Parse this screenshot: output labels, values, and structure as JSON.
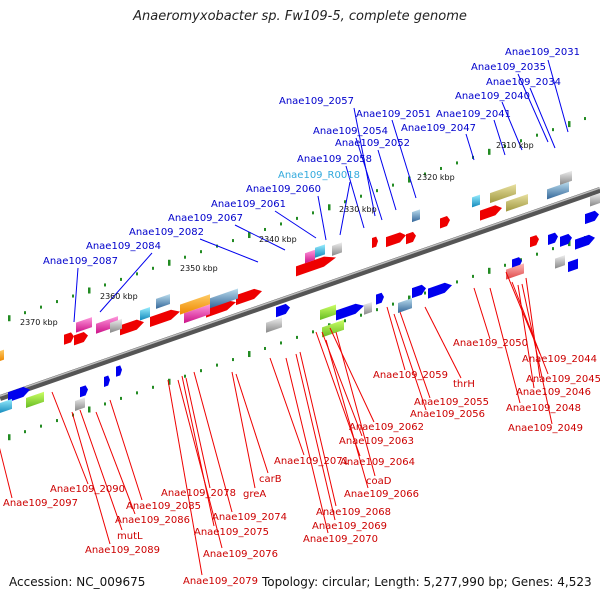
{
  "title": "Anaeromyxobacter sp. Fw109-5, complete genome",
  "footer": {
    "accession": "Accession: NC_009675",
    "summary": "Topology: circular; Length: 5,277,990 bp; Genes: 4,523"
  },
  "colors": {
    "forward_label": "#0000cc",
    "reverse_label": "#cc0000",
    "rna_label": "#33aadd",
    "backbone": "#777777",
    "forward_gene": "#0000ee",
    "reverse_gene": "#ee0000",
    "tick": "#228b22"
  },
  "kbp_labels": [
    "2310 kbp",
    "2320 kbp",
    "2330 kbp",
    "2340 kbp",
    "2350 kbp",
    "2360 kbp",
    "2370 kbp"
  ],
  "forward_genes": [
    "Anae109_2031",
    "Anae109_2035",
    "Anae109_2034",
    "Anae109_2040",
    "Anae109_2041",
    "Anae109_2047",
    "Anae109_2051",
    "Anae109_2052",
    "Anae109_2057",
    "Anae109_2054",
    "Anae109_2058",
    "Anae109_R0018",
    "Anae109_2060",
    "Anae109_2061",
    "Anae109_2067",
    "Anae109_2082",
    "Anae109_2084",
    "Anae109_2087"
  ],
  "reverse_genes": [
    "Anae109_2050",
    "Anae109_2044",
    "Anae109_2045",
    "Anae109_2046",
    "Anae109_2059",
    "thrH",
    "Anae109_2048",
    "Anae109_2055",
    "Anae109_2056",
    "Anae109_2049",
    "Anae109_2062",
    "Anae109_2063",
    "Anae109_2064",
    "Anae109_2071",
    "coaD",
    "carB",
    "Anae109_2066",
    "Anae109_2090",
    "Anae109_2078",
    "greA",
    "Anae109_2097",
    "Anae109_2085",
    "Anae109_2068",
    "Anae109_2086",
    "Anae109_2074",
    "Anae109_2069",
    "Anae109_2075",
    "Anae109_2070",
    "mutL",
    "Anae109_2089",
    "Anae109_2076",
    "Anae109_2079"
  ]
}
***
> Action item: Reproduce the material exactly; keep pictures out.

> Answer to this problem:
Parse this screenshot: output labels, values, and structure as JSON.
{
  "title": "Anaeromyxobacter sp. Fw109-5, complete genome",
  "footer": {
    "accession": "Accession: NC_009675",
    "summary": "Topology: circular; Length: 5,277,990 bp; Genes: 4,523"
  },
  "colors": {
    "forward_label": "#0000cc",
    "reverse_label": "#cc0000",
    "rna_label": "#33aadd",
    "backbone": "#777777",
    "forward_gene": "#0000ee",
    "reverse_gene": "#ee0000",
    "tick": "#228b22"
  },
  "kbp_labels": [
    "2310 kbp",
    "2320 kbp",
    "2330 kbp",
    "2340 kbp",
    "2350 kbp",
    "2360 kbp",
    "2370 kbp"
  ],
  "forward_genes": [
    "Anae109_2031",
    "Anae109_2035",
    "Anae109_2034",
    "Anae109_2040",
    "Anae109_2041",
    "Anae109_2047",
    "Anae109_2051",
    "Anae109_2052",
    "Anae109_2057",
    "Anae109_2054",
    "Anae109_2058",
    "Anae109_R0018",
    "Anae109_2060",
    "Anae109_2061",
    "Anae109_2067",
    "Anae109_2082",
    "Anae109_2084",
    "Anae109_2087"
  ],
  "reverse_genes": [
    "Anae109_2050",
    "Anae109_2044",
    "Anae109_2045",
    "Anae109_2046",
    "Anae109_2059",
    "thrH",
    "Anae109_2048",
    "Anae109_2055",
    "Anae109_2056",
    "Anae109_2049",
    "Anae109_2062",
    "Anae109_2063",
    "Anae109_2064",
    "Anae109_2071",
    "coaD",
    "carB",
    "Anae109_2066",
    "Anae109_2090",
    "Anae109_2078",
    "greA",
    "Anae109_2097",
    "Anae109_2085",
    "Anae109_2068",
    "Anae109_2086",
    "Anae109_2074",
    "Anae109_2069",
    "Anae109_2075",
    "Anae109_2070",
    "mutL",
    "Anae109_2089",
    "Anae109_2076",
    "Anae109_2079"
  ]
}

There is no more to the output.